▶ [SOURCE MATERIAL]
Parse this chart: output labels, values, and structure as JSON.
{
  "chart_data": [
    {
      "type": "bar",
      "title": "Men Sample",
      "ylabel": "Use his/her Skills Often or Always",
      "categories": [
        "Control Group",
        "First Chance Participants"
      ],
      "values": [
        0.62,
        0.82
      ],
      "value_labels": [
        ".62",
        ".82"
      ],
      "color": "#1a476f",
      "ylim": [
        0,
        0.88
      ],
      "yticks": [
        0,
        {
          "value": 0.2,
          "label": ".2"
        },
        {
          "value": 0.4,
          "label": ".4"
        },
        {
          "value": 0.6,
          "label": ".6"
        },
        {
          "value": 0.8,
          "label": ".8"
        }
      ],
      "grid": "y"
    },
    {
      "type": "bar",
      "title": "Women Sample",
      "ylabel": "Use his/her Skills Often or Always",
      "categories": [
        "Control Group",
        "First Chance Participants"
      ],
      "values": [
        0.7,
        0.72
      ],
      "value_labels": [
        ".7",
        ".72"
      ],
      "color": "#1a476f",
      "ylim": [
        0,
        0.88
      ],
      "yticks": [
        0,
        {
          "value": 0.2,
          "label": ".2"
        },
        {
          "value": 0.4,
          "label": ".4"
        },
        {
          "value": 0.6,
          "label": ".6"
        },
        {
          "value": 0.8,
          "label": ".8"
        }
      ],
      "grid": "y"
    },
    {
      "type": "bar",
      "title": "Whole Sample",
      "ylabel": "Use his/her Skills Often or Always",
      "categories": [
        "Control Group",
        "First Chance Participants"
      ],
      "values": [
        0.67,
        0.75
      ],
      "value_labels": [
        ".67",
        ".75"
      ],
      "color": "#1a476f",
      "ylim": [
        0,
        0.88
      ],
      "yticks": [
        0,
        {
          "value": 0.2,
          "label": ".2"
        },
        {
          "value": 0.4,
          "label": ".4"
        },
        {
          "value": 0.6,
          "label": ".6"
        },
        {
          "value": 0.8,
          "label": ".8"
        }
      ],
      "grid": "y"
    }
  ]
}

▶ [TASK TO COMPLETE] Go through the records above, find every line with the word "title", and list those lines.

▶ [FULL SOLUTION]
      "title": "Men Sample",
      "title": "Women Sample",
      "title": "Whole Sample",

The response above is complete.